- [Directions] Each line that follows is to be retyped exactly.

- [Data to process]

"""

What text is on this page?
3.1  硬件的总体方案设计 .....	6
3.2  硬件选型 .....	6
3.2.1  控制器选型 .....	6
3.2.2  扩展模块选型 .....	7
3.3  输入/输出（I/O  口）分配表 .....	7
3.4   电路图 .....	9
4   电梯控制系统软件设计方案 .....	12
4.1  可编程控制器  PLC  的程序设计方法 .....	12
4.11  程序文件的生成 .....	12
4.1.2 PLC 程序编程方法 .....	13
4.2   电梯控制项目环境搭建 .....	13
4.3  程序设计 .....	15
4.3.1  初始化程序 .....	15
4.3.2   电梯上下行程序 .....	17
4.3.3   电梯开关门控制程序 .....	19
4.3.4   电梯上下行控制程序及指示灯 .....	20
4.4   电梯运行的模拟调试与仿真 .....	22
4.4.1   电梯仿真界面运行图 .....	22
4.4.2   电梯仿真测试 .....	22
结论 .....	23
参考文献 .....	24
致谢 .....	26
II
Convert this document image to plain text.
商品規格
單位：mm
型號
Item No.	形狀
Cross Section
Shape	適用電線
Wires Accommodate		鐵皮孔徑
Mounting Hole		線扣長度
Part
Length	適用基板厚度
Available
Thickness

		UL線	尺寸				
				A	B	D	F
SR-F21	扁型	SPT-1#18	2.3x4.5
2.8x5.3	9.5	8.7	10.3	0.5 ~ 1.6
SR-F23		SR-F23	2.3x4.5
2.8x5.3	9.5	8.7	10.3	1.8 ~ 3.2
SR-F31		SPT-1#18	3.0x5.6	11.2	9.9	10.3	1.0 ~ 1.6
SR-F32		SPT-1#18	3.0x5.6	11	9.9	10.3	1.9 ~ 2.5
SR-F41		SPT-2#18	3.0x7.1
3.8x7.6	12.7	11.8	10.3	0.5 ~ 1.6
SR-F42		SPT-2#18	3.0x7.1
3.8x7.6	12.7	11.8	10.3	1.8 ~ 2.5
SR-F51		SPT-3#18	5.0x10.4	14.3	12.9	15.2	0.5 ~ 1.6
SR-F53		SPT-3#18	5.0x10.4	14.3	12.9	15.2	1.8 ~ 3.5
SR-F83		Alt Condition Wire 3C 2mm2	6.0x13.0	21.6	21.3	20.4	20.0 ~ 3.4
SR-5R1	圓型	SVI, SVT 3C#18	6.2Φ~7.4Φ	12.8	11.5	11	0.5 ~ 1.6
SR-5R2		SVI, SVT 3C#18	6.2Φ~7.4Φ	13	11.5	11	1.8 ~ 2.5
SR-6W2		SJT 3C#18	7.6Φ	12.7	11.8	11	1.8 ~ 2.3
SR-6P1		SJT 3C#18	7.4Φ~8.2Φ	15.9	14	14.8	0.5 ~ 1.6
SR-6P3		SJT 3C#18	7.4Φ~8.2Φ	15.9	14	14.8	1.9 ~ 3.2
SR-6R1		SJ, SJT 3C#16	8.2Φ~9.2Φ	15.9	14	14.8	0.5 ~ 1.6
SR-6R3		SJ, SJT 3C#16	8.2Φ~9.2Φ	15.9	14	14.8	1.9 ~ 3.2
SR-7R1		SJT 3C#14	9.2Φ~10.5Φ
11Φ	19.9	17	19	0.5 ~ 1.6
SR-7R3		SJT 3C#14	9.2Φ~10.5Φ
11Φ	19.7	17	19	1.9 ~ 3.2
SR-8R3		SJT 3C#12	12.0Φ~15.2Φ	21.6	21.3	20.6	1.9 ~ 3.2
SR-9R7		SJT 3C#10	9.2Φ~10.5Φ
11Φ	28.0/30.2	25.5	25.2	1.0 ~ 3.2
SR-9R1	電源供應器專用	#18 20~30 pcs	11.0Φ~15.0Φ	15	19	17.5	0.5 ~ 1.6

"""

- [Correct result]
What text is on this page?
3.1  硬件的总体方案设计 .....	6
3.2  硬件选型 .....	6
3.2.1  控制器选型 .....	6
3.2.2  扩展模块选型 .....	7
3.3  输入/输出（I/O  口）分配表 .....	7
3.4   电路图 .....	9
4   电梯控制系统软件设计方案 .....	12
4.1  可编程控制器  PLC  的程序设计方法 .....	12
4.11  程序文件的生成 .....	12
4.1.2 PLC 程序编程方法 .....	13
4.2   电梯控制项目环境搭建 .....	13
4.3  程序设计 .....	15
4.3.1  初始化程序 .....	15
4.3.2   电梯上下行程序 .....	17
4.3.3   电梯开关门控制程序 .....	19
4.3.4   电梯上下行控制程序及指示灯 .....	20
4.4   电梯运行的模拟调试与仿真 .....	22
4.4.1   电梯仿真界面运行图 .....	22
4.4.2   电梯仿真测试 .....	22
结论 .....	23
参考文献 .....	24
致谢 .....	26
II
Convert this document image to plain text.
商品規格
單位：mm
型號
Item No.	形狀
Cross Section
Shape	適用電線
Wires Accommodate		鐵皮孔徑
Mounting Hole		線扣長度
Part
Length	適用基板厚度
Available
Thickness

		UL線	尺寸				
				A	B	D	F
SR-F21	扁型	SPT-1#18	2.3x4.5
2.8x5.3	9.5	8.7	10.3	0.5 ~ 1.6
SR-F23		SR-F23	2.3x4.5
2.8x5.3	9.5	8.7	10.3	1.8 ~ 3.2
SR-F31		SPT-1#18	3.0x5.6	11.2	9.9	10.3	1.0 ~ 1.6
SR-F32		SPT-1#18	3.0x5.6	11	9.9	10.3	1.9 ~ 2.5
SR-F41		SPT-2#18	3.0x7.1
3.8x7.6	12.7	11.8	10.3	0.5 ~ 1.6
SR-F42		SPT-2#18	3.0x7.1
3.8x7.6	12.7	11.8	10.3	1.8 ~ 2.5
SR-F51		SPT-3#18	5.0x10.4	14.3	12.9	15.2	0.5 ~ 1.6
SR-F53		SPT-3#18	5.0x10.4	14.3	12.9	15.2	1.8 ~ 3.5
SR-F83		Alt Condition Wire 3C 2mm2	6.0x13.0	21.6	21.3	20.4	20.0 ~ 3.4
SR-5R1	圓型	SVI, SVT 3C#18	6.2Φ~7.4Φ	12.8	11.5	11	0.5 ~ 1.6
SR-5R2		SVI, SVT 3C#18	6.2Φ~7.4Φ	13	11.5	11	1.8 ~ 2.5
SR-6W2		SJT 3C#18	7.6Φ	12.7	11.8	11	1.8 ~ 2.3
SR-6P1		SJT 3C#18	7.4Φ~8.2Φ	15.9	14	14.8	0.5 ~ 1.6
SR-6P3		SJT 3C#18	7.4Φ~8.2Φ	15.9	14	14.8	1.9 ~ 3.2
SR-6R1		SJ, SJT 3C#16	8.2Φ~9.2Φ	15.9	14	14.8	0.5 ~ 1.6
SR-6R3		SJ, SJT 3C#16	8.2Φ~9.2Φ	15.9	14	14.8	1.9 ~ 3.2
SR-7R1		SJT 3C#14	9.2Φ~10.5Φ
11Φ	19.9	17	19	0.5 ~ 1.6
SR-7R3		SJT 3C#14	9.2Φ~10.5Φ
11Φ	19.7	17	19	1.9 ~ 3.2
SR-8R3		SJT 3C#12	12.0Φ~15.2Φ	21.6	21.3	20.6	1.9 ~ 3.2
SR-9R7		SJT 3C#10	9.2Φ~10.5Φ
11Φ	28.0/30.2	25.5	25.2	1.0 ~ 3.2
SR-9R1	電源供應器專用	#18 20~30 pcs	11.0Φ~15.0Φ	15	19	17.5	0.5 ~ 1.6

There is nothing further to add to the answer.